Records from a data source
⁂

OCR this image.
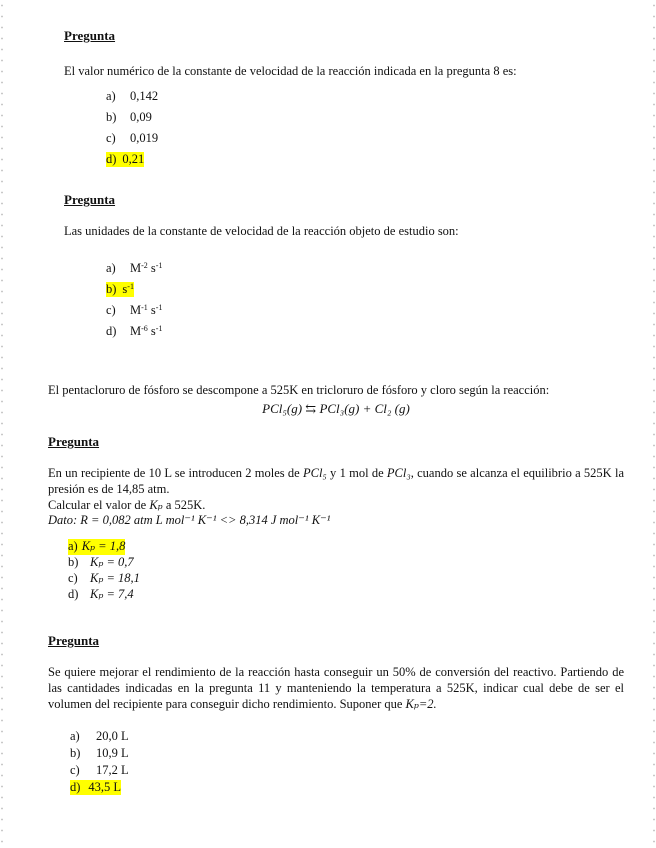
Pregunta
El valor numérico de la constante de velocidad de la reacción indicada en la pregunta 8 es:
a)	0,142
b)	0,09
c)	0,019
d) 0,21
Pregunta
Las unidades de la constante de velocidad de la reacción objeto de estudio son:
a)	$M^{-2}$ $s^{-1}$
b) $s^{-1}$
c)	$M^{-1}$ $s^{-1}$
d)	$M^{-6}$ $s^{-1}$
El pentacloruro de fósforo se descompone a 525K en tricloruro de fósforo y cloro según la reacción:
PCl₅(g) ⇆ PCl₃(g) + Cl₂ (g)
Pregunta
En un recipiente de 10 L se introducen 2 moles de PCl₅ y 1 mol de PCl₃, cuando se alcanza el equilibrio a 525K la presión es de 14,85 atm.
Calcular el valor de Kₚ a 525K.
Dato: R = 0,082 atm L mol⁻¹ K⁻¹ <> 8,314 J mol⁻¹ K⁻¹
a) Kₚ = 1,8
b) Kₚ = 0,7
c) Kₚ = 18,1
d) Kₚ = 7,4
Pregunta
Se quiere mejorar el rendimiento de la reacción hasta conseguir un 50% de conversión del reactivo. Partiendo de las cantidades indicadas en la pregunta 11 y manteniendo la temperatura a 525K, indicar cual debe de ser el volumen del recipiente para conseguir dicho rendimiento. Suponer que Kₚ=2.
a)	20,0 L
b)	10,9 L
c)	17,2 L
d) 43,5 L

⁂

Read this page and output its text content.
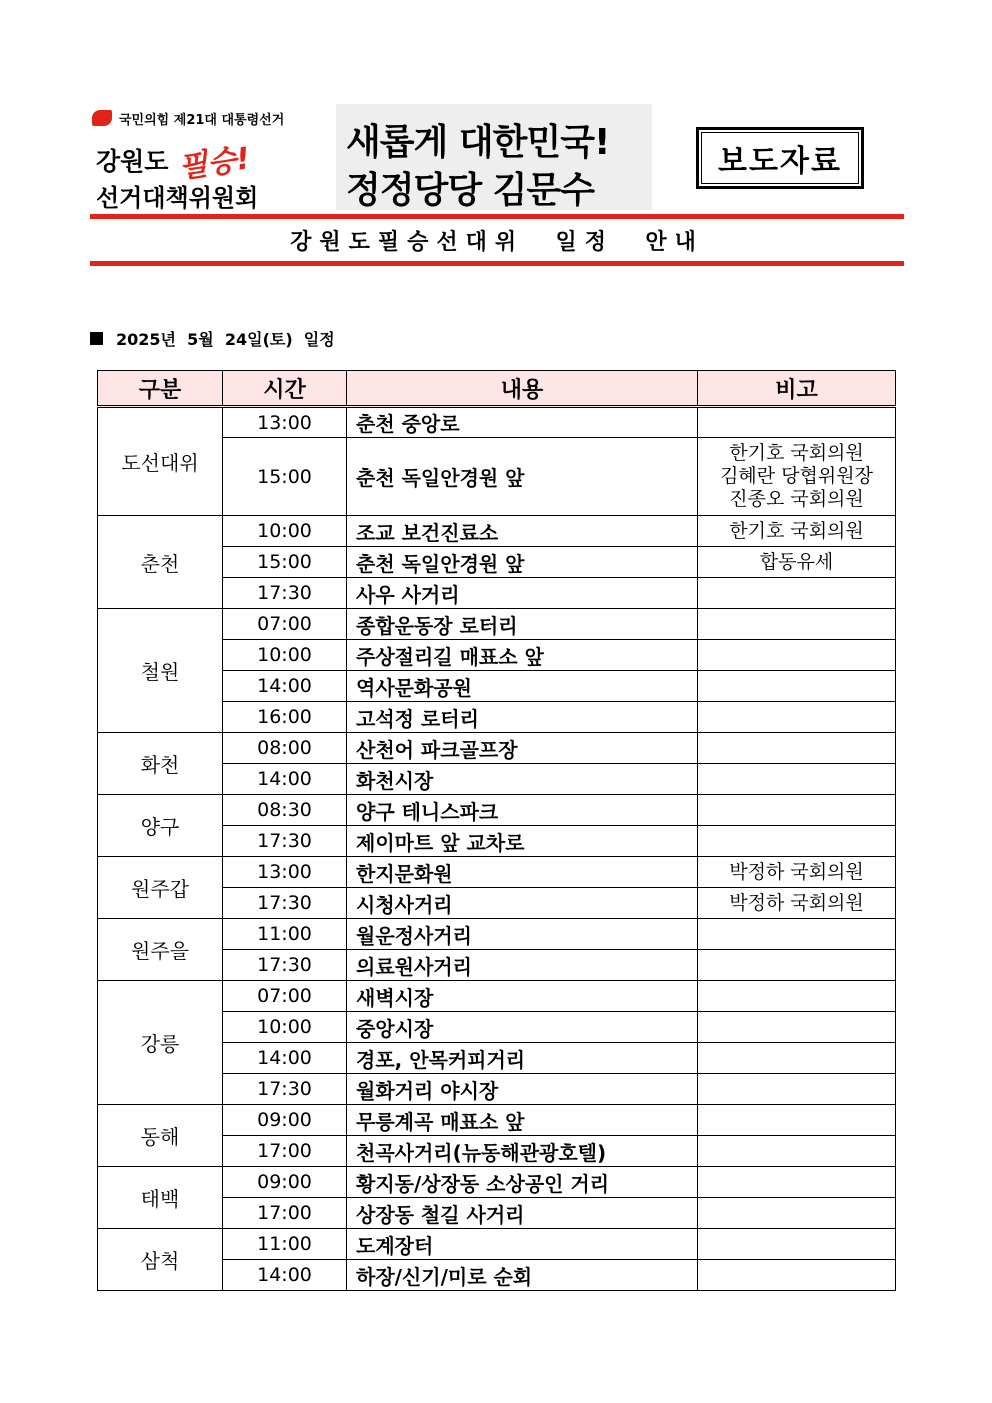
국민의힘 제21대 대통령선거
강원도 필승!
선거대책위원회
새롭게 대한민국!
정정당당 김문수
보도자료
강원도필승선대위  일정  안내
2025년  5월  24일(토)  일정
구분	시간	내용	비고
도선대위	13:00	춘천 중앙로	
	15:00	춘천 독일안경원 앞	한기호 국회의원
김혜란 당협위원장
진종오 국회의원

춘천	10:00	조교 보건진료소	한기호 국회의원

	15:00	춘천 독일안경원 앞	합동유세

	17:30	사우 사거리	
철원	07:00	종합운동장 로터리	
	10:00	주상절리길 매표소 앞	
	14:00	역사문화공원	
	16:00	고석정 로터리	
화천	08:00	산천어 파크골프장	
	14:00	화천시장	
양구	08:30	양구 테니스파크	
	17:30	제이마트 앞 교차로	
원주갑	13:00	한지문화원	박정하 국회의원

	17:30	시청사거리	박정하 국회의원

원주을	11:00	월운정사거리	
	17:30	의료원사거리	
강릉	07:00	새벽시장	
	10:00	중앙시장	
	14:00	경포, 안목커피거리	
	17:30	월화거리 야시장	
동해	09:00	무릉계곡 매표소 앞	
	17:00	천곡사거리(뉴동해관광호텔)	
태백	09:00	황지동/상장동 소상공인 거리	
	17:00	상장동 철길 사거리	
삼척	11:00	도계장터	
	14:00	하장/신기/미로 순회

⁂

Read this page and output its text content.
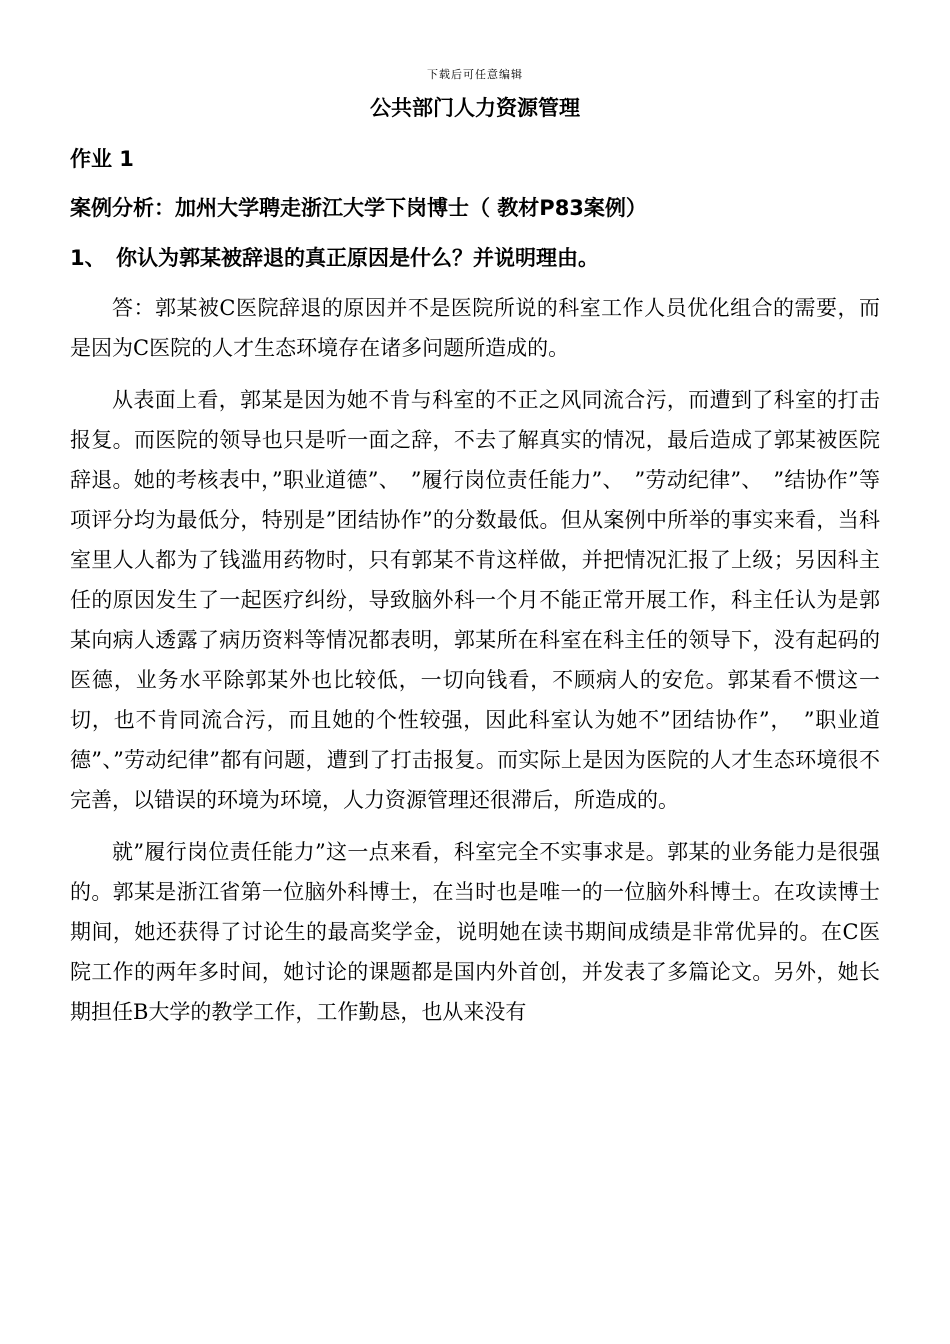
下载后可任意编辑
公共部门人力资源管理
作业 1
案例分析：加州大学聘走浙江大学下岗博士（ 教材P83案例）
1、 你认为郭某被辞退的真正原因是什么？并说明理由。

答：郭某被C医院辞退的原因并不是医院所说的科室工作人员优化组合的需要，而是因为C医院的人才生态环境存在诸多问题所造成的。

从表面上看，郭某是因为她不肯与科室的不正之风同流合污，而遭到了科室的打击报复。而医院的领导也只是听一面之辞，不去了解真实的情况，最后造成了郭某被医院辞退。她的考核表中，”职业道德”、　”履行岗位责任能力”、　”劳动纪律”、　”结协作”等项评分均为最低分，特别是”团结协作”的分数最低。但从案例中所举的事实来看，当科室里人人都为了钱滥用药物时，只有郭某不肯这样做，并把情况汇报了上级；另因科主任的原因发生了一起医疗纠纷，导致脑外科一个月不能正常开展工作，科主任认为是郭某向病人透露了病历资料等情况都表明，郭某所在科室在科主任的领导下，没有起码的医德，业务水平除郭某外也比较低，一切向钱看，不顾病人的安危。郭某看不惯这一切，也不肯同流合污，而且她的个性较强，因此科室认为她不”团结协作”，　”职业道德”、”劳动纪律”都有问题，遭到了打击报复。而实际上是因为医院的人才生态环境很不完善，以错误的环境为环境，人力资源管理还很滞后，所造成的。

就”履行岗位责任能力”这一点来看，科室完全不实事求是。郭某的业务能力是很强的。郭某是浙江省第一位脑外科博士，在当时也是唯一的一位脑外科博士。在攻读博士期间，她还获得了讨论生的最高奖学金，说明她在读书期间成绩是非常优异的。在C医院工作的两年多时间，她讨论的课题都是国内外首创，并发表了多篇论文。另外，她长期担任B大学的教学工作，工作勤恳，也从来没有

⁂

State the count of lines holding the string "valor" in the listing above, and nothing else.

2